> **WHAT YOU SHOULD DO**: Using the listing below, copy every line that mentions "vodou".

Excerpt from a dataset
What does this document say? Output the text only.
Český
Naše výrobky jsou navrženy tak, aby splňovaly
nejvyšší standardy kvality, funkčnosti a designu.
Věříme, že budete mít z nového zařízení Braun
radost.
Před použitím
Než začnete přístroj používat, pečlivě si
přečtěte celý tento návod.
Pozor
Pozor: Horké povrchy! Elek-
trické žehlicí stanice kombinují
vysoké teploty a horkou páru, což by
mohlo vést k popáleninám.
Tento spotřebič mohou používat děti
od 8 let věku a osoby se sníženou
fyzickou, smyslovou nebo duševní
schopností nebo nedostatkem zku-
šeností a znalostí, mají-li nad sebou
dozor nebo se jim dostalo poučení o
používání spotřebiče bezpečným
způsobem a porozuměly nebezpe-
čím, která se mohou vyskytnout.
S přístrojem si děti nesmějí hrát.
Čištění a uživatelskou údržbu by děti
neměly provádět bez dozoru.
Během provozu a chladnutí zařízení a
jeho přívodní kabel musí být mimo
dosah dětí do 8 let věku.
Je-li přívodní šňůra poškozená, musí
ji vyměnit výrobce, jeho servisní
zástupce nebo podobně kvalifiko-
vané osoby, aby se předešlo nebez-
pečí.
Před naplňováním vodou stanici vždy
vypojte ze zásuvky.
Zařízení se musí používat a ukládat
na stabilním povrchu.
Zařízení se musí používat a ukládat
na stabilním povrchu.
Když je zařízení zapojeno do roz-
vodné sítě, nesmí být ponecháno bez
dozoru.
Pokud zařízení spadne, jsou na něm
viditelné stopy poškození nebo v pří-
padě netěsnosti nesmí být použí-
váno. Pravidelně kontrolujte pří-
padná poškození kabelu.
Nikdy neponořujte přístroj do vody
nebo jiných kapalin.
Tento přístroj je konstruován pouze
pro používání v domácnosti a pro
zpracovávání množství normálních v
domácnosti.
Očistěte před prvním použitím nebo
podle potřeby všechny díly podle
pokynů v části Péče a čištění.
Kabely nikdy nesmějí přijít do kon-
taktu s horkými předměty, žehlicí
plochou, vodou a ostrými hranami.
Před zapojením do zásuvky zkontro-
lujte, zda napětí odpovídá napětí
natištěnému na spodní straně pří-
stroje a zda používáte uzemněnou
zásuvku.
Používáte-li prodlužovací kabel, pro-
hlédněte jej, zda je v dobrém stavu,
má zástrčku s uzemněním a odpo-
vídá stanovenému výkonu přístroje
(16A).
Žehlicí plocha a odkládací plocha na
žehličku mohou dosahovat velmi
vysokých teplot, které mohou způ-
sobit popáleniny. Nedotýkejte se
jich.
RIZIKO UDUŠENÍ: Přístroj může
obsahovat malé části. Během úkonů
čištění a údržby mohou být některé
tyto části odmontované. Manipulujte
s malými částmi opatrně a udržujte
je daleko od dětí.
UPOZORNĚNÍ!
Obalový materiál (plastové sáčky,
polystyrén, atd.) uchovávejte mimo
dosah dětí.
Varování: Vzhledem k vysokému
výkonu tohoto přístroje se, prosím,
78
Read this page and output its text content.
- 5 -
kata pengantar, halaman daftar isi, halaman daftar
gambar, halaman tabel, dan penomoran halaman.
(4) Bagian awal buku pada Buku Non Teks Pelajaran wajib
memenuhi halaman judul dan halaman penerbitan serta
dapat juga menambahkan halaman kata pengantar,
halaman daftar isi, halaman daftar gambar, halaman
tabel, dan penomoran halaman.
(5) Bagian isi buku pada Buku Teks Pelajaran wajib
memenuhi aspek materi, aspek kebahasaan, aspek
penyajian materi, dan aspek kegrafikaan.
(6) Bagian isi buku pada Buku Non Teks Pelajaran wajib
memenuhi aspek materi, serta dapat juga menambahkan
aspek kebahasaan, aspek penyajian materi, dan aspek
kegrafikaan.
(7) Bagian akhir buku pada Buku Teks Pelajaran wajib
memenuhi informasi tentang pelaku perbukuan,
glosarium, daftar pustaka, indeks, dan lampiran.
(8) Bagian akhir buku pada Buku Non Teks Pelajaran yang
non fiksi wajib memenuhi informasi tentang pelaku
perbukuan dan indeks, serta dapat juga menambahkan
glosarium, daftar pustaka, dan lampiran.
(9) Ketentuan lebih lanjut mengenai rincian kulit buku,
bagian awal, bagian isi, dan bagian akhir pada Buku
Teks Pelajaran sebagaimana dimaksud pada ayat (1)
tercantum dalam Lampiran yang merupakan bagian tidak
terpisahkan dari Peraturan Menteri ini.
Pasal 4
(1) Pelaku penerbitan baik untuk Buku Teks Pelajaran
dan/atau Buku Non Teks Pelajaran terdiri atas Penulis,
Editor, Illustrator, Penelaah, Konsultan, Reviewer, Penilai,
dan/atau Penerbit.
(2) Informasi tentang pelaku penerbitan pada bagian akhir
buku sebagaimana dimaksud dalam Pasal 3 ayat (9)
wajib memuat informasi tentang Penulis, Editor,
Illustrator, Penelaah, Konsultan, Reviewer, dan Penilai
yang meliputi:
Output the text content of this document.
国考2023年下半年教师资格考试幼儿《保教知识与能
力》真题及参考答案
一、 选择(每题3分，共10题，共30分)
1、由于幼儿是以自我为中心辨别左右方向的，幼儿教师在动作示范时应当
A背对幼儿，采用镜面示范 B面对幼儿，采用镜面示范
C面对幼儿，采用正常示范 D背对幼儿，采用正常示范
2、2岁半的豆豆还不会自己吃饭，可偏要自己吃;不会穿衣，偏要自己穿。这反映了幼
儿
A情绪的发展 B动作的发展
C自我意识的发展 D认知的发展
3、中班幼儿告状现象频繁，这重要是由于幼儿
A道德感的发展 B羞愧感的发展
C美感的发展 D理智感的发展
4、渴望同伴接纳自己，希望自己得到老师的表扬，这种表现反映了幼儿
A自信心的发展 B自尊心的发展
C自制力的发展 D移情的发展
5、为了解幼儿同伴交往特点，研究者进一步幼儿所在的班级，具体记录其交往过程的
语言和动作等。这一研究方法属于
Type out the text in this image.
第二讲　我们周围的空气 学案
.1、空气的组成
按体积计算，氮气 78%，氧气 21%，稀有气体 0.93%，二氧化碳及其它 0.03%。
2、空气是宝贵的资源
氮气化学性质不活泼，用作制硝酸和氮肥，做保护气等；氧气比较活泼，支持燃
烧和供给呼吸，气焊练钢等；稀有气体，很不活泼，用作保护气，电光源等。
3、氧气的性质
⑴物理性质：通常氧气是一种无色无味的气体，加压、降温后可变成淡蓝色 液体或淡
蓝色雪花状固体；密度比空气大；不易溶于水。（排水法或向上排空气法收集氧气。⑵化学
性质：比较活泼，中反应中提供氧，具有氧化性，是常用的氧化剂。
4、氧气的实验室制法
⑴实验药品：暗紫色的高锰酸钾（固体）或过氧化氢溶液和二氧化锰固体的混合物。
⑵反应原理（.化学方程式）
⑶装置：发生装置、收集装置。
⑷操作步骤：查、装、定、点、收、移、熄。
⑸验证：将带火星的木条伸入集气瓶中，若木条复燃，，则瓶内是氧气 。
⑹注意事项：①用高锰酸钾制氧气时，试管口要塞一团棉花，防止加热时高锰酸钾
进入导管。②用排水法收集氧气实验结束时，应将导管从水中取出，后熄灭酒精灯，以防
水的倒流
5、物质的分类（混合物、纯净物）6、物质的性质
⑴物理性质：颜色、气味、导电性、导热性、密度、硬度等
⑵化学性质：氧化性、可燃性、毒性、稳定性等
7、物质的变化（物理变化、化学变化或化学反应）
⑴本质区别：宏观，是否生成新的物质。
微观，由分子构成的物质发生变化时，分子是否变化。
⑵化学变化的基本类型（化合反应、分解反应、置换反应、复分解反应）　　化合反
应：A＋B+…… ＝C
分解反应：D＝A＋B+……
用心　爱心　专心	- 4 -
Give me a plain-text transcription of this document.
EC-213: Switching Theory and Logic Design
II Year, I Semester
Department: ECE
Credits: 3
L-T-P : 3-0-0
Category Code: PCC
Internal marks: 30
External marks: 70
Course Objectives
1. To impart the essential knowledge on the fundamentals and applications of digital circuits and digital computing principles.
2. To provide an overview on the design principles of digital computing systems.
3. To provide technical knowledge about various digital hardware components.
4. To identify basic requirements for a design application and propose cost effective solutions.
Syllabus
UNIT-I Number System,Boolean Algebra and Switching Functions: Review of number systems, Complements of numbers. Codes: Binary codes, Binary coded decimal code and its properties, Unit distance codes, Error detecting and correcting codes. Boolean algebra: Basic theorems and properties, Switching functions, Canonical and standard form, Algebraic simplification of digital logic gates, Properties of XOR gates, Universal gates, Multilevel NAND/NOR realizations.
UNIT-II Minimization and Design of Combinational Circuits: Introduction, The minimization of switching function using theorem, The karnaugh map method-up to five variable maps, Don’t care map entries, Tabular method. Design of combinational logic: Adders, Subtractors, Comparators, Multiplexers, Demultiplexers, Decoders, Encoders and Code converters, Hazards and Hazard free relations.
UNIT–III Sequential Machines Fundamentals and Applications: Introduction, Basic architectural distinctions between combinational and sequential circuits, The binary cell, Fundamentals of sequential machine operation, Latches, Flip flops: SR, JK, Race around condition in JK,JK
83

> **EXPECTED ANSWER**:
Před naplňováním vodou stanici vždy
plochou, vodou a ostrými hranami.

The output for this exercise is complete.